Exercise instructions:
From the entries below, tally how many lines contain "anemia" and report only that figure.

[Data entries]
************

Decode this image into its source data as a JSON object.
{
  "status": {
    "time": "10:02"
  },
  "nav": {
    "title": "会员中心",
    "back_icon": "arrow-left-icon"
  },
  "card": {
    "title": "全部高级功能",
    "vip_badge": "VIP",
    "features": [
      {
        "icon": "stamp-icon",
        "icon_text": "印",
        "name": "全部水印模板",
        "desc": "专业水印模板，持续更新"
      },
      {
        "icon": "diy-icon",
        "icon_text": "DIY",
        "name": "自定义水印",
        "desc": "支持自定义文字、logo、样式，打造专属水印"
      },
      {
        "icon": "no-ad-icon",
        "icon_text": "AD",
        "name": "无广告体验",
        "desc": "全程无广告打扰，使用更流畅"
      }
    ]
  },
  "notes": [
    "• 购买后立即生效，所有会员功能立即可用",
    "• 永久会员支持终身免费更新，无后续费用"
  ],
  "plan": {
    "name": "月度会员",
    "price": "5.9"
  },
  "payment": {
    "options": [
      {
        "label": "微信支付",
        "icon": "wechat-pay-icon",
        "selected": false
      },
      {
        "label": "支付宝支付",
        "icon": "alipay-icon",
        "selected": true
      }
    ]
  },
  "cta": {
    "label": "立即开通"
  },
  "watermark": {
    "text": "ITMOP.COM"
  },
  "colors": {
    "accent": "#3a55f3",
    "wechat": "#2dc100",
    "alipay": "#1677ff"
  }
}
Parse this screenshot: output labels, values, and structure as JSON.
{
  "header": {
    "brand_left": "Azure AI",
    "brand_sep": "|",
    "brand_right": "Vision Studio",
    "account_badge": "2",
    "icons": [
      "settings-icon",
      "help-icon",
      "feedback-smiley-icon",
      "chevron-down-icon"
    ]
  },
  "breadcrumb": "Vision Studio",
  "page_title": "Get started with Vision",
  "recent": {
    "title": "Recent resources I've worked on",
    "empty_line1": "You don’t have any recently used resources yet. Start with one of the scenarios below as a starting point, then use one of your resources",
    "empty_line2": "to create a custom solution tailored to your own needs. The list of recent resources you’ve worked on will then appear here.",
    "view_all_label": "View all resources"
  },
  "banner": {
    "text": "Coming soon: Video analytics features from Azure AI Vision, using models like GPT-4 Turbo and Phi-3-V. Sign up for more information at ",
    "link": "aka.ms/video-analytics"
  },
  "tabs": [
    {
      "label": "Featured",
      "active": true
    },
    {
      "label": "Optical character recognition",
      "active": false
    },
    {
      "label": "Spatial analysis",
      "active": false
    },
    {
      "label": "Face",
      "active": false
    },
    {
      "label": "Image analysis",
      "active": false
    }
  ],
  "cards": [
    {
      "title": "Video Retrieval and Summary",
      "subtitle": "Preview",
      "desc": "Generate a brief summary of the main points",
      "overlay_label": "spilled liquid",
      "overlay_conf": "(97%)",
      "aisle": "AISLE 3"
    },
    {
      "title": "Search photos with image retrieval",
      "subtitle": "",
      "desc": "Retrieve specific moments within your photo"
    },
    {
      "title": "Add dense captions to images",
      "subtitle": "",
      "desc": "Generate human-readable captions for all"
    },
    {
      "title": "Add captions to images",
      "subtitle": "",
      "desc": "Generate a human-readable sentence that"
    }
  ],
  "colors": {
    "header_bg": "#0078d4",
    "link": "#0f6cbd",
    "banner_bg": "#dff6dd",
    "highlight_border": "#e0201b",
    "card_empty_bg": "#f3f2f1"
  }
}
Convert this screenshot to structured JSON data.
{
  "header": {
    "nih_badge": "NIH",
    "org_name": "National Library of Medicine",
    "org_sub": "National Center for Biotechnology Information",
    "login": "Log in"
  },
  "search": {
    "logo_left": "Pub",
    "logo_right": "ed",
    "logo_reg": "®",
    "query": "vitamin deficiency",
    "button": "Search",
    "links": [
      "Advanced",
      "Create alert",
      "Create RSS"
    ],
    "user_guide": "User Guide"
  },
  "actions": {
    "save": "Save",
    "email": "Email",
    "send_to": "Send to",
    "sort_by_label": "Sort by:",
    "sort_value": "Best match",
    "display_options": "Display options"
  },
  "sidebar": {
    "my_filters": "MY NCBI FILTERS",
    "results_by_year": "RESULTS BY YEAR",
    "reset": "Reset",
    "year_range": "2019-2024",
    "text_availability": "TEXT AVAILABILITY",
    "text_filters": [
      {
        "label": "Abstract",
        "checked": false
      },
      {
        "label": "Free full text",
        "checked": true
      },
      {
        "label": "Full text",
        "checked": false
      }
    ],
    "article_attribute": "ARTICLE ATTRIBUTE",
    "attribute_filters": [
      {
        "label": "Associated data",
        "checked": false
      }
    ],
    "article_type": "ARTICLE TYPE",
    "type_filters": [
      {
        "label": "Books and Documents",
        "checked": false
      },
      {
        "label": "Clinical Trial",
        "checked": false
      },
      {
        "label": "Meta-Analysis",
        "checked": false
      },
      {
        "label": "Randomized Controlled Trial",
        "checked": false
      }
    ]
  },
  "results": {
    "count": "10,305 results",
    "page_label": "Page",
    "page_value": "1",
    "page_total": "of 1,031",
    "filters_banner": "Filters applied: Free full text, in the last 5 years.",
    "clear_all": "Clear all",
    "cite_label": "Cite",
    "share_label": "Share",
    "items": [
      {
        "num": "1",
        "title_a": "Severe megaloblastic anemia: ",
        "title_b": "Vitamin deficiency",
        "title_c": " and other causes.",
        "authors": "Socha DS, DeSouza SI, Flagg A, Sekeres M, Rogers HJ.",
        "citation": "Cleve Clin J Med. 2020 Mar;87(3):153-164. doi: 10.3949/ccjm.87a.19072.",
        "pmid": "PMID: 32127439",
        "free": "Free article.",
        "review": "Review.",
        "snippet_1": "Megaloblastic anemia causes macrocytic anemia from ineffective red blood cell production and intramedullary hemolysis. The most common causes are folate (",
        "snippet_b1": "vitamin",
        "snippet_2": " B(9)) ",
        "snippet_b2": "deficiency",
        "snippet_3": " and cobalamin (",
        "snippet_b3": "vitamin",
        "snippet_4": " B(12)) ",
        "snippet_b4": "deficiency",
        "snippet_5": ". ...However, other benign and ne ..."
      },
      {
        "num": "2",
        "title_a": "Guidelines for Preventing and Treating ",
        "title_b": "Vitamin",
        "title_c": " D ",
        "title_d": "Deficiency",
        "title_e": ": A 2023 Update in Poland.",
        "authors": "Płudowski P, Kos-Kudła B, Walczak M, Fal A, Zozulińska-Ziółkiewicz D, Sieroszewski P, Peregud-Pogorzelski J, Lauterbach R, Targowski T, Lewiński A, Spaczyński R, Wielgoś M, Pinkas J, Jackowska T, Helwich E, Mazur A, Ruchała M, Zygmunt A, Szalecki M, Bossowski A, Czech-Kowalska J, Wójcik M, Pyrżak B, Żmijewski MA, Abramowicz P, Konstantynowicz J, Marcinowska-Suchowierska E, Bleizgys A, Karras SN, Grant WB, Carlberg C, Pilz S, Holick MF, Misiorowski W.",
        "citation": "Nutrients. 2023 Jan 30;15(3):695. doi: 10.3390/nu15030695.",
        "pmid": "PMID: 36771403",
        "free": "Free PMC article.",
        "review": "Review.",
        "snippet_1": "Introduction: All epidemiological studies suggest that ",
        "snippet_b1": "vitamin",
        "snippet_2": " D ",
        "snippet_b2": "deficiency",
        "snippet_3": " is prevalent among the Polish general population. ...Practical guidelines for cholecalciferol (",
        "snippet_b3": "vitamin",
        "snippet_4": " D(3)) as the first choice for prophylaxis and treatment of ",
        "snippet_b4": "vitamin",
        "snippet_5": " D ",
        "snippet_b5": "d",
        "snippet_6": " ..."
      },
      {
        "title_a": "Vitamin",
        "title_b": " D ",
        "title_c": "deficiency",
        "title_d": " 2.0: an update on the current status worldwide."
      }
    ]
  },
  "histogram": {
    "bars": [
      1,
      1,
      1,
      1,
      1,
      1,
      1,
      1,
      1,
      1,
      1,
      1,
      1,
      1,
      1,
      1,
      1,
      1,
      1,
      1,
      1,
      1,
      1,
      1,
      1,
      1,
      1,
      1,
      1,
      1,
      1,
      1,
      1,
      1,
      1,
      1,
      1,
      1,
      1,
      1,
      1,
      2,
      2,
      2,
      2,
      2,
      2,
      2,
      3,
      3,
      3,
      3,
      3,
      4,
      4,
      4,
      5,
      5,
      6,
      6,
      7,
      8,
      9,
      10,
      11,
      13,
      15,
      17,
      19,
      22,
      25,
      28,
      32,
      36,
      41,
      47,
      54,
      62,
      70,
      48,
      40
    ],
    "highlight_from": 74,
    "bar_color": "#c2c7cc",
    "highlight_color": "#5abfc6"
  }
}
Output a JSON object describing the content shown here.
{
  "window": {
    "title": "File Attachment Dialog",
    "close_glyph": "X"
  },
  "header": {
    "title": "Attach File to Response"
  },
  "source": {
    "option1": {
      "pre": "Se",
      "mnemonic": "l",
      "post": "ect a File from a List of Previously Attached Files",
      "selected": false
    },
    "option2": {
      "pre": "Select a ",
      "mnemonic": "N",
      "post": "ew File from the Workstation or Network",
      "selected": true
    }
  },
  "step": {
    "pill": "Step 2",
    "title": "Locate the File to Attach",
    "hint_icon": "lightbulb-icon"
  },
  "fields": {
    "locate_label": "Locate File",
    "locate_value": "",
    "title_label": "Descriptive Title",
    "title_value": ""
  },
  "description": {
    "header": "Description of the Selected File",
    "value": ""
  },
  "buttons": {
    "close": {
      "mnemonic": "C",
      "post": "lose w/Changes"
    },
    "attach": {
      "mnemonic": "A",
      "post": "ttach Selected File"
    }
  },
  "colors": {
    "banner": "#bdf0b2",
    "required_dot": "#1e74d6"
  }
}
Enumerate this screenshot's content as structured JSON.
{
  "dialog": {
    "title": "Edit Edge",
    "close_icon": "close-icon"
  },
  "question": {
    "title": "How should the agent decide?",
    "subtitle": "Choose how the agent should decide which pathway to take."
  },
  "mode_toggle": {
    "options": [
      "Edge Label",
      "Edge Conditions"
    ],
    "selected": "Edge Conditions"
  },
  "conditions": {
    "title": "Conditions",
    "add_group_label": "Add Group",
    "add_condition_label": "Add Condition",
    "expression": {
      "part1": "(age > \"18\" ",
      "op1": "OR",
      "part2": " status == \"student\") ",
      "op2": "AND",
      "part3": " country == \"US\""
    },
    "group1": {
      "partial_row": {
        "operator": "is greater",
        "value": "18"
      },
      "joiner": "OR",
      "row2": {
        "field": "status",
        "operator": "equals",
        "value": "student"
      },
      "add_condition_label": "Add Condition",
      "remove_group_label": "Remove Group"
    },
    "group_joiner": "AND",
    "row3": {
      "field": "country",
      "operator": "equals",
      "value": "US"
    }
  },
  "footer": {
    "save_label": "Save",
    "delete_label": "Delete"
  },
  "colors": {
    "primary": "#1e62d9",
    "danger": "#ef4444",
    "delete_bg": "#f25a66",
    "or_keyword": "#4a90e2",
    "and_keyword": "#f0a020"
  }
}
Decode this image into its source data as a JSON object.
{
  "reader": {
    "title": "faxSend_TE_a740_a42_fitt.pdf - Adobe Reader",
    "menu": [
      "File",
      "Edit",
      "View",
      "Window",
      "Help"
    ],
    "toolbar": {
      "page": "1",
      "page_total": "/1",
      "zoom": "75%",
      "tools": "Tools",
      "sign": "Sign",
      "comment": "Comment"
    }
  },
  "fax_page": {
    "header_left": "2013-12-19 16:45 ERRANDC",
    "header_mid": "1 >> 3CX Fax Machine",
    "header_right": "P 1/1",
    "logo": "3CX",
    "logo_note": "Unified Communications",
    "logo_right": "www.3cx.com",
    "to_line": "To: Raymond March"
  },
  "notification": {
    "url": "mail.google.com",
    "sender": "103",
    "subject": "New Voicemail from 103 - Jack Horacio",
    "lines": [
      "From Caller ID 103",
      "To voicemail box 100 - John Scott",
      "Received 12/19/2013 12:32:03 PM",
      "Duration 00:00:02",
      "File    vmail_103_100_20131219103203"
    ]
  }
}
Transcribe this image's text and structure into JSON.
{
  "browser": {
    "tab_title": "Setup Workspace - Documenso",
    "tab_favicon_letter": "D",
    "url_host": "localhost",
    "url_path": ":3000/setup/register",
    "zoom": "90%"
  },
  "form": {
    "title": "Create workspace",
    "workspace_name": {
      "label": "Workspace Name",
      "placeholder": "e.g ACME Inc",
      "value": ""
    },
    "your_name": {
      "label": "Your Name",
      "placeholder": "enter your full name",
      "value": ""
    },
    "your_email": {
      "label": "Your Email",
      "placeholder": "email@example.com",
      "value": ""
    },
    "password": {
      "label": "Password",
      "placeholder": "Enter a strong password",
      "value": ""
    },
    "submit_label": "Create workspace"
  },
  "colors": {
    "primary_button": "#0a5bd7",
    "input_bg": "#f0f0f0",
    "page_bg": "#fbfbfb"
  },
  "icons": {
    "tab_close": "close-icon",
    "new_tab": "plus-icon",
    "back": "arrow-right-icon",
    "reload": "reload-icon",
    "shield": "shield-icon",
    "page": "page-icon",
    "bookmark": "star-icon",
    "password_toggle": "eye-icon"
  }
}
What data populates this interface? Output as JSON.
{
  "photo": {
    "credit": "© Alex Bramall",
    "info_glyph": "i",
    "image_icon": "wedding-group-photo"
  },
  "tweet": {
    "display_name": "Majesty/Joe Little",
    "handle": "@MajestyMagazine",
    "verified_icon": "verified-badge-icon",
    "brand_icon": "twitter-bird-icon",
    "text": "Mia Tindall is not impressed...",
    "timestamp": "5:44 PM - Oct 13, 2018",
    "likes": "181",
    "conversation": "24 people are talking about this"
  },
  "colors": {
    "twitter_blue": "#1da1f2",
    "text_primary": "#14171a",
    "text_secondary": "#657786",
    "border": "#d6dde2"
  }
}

************

Result of this exercise:
2